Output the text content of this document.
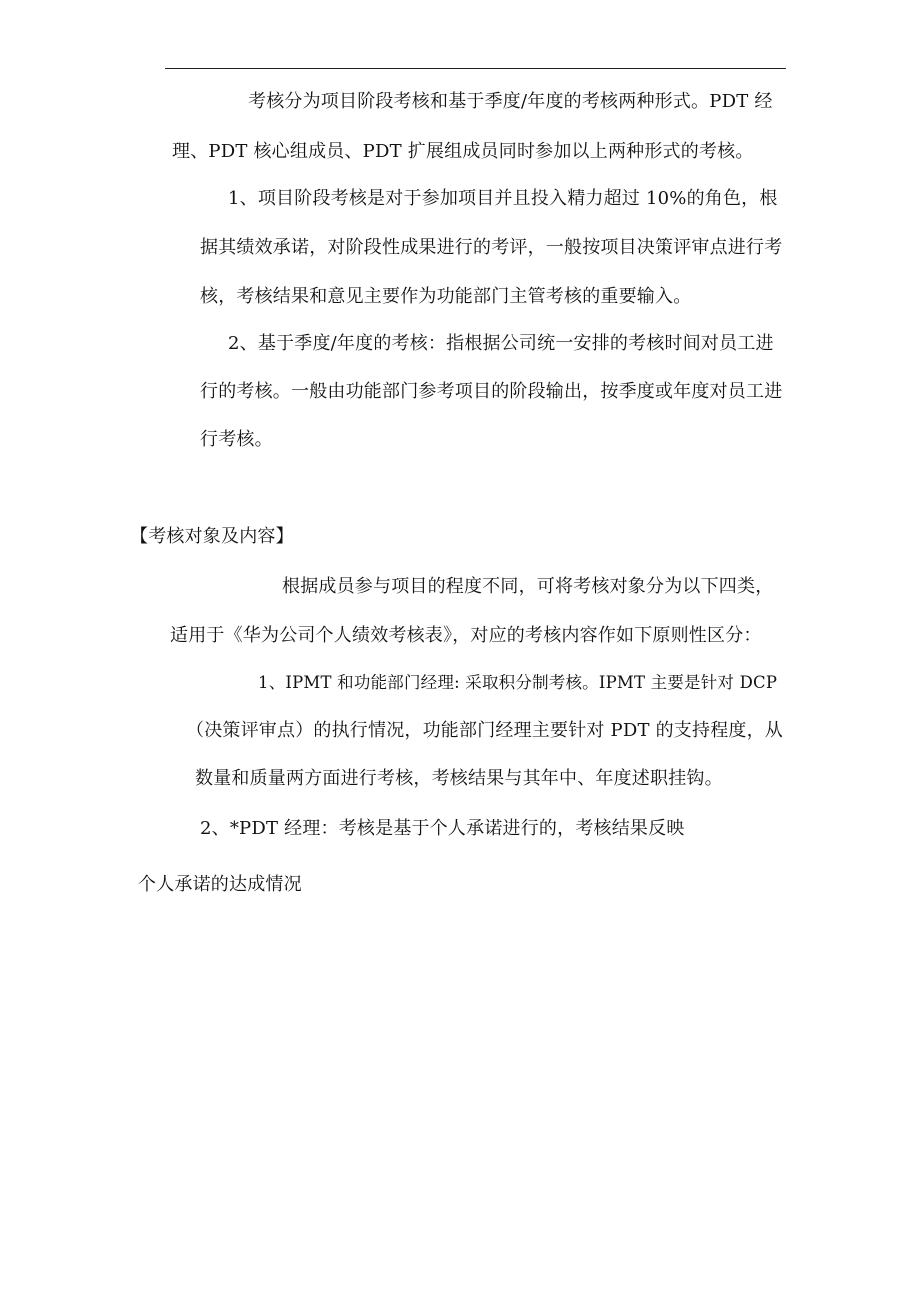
考核分为项目阶段考核和基于季度/年度的考核两种形式。PDT 经
理、PDT 核心组成员、PDT 扩展组成员同时参加以上两种形式的考核。
1、项目阶段考核是对于参加项目并且投入精力超过 10%的角色，根
据其绩效承诺，对阶段性成果进行的考评，一般按项目决策评审点进行考
核，考核结果和意见主要作为功能部门主管考核的重要输入。
2、基于季度/年度的考核：指根据公司统一安排的考核时间对员工进
行的考核。一般由功能部门参考项目的阶段输出，按季度或年度对员工进
行考核。
【考核对象及内容】
根据成员参与项目的程度不同，可将考核对象分为以下四类，
适用于《华为公司个人绩效考核表》，对应的考核内容作如下原则性区分：
1、IPMT 和功能部门经理: 采取积分制考核。IPMT 主要是针对 DCP
（决策评审点）的执行情况，功能部门经理主要针对 PDT 的支持程度，从
数量和质量两方面进行考核，考核结果与其年中、年度述职挂钩。
2、*PDT 经理：考核是基于个人承诺进行的，考核结果反映
个人承诺的达成情况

_What is expected_.
Print all of the entries word for word. Omit the pictures they contain.

_Completed task_.
Output the text content of this document.
考核分为项目阶段考核和基于季度/年度的考核两种形式。PDT 经
理、PDT 核心组成员、PDT 扩展组成员同时参加以上两种形式的考核。
1、项目阶段考核是对于参加项目并且投入精力超过 10%的角色，根
据其绩效承诺，对阶段性成果进行的考评，一般按项目决策评审点进行考
核，考核结果和意见主要作为功能部门主管考核的重要输入。
2、基于季度/年度的考核：指根据公司统一安排的考核时间对员工进
行的考核。一般由功能部门参考项目的阶段输出，按季度或年度对员工进
行考核。
【考核对象及内容】
根据成员参与项目的程度不同，可将考核对象分为以下四类，
适用于《华为公司个人绩效考核表》，对应的考核内容作如下原则性区分：
1、IPMT 和功能部门经理: 采取积分制考核。IPMT 主要是针对 DCP
（决策评审点）的执行情况，功能部门经理主要针对 PDT 的支持程度，从
数量和质量两方面进行考核，考核结果与其年中、年度述职挂钩。
2、*PDT 经理：考核是基于个人承诺进行的，考核结果反映
个人承诺的达成情况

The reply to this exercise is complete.